# Required task:
Would you write out the entries below, every one of them, exactly?

# Data for the task:
----

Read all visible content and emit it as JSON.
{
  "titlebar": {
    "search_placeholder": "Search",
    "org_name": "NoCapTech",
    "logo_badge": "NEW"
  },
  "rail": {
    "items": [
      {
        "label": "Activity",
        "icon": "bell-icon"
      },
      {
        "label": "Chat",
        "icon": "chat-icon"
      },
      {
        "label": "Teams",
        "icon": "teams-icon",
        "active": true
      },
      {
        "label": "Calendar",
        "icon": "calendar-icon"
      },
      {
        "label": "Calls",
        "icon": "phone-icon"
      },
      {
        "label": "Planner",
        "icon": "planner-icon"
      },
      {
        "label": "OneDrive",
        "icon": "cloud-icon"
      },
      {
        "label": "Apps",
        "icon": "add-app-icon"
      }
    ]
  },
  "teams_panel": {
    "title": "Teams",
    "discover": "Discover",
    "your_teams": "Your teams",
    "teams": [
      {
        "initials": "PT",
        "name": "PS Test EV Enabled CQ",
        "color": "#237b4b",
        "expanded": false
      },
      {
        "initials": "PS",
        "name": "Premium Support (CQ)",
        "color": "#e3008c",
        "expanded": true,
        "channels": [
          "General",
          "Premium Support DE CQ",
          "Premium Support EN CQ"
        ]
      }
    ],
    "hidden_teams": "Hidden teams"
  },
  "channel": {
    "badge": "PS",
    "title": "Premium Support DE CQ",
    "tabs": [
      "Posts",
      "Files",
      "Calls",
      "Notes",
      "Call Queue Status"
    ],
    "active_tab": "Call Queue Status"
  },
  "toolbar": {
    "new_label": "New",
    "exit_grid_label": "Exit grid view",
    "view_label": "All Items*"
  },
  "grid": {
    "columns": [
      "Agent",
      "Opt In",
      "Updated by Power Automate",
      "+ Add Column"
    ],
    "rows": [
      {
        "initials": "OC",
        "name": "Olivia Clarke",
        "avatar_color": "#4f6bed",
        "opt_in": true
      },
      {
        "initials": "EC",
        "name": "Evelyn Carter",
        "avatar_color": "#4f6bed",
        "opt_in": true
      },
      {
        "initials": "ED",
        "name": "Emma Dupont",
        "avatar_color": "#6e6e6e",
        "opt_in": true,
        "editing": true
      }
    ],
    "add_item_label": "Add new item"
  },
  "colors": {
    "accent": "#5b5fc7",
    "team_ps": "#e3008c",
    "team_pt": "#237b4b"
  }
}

----

# Problem solution:
Read all visible content and emit it as JSON.
{
  "titlebar": {
    "search_placeholder": "Search",
    "org_name": "NoCapTech",
    "logo_badge": "NEW"
  },
  "rail": {
    "items": [
      {
        "label": "Activity",
        "icon": "bell-icon"
      },
      {
        "label": "Chat",
        "icon": "chat-icon"
      },
      {
        "label": "Teams",
        "icon": "teams-icon",
        "active": true
      },
      {
        "label": "Calendar",
        "icon": "calendar-icon"
      },
      {
        "label": "Calls",
        "icon": "phone-icon"
      },
      {
        "label": "Planner",
        "icon": "planner-icon"
      },
      {
        "label": "OneDrive",
        "icon": "cloud-icon"
      },
      {
        "label": "Apps",
        "icon": "add-app-icon"
      }
    ]
  },
  "teams_panel": {
    "title": "Teams",
    "discover": "Discover",
    "your_teams": "Your teams",
    "teams": [
      {
        "initials": "PT",
        "name": "PS Test EV Enabled CQ",
        "color": "#237b4b",
        "expanded": false
      },
      {
        "initials": "PS",
        "name": "Premium Support (CQ)",
        "color": "#e3008c",
        "expanded": true,
        "channels": [
          "General",
          "Premium Support DE CQ",
          "Premium Support EN CQ"
        ]
      }
    ],
    "hidden_teams": "Hidden teams"
  },
  "channel": {
    "badge": "PS",
    "title": "Premium Support DE CQ",
    "tabs": [
      "Posts",
      "Files",
      "Calls",
      "Notes",
      "Call Queue Status"
    ],
    "active_tab": "Call Queue Status"
  },
  "toolbar": {
    "new_label": "New",
    "exit_grid_label": "Exit grid view",
    "view_label": "All Items*"
  },
  "grid": {
    "columns": [
      "Agent",
      "Opt In",
      "Updated by Power Automate",
      "+ Add Column"
    ],
    "rows": [
      {
        "initials": "OC",
        "name": "Olivia Clarke",
        "avatar_color": "#4f6bed",
        "opt_in": true
      },
      {
        "initials": "EC",
        "name": "Evelyn Carter",
        "avatar_color": "#4f6bed",
        "opt_in": true
      },
      {
        "initials": "ED",
        "name": "Emma Dupont",
        "avatar_color": "#6e6e6e",
        "opt_in": true,
        "editing": true
      }
    ],
    "add_item_label": "Add new item"
  },
  "colors": {
    "accent": "#5b5fc7",
    "team_ps": "#e3008c",
    "team_pt": "#237b4b"
  }
}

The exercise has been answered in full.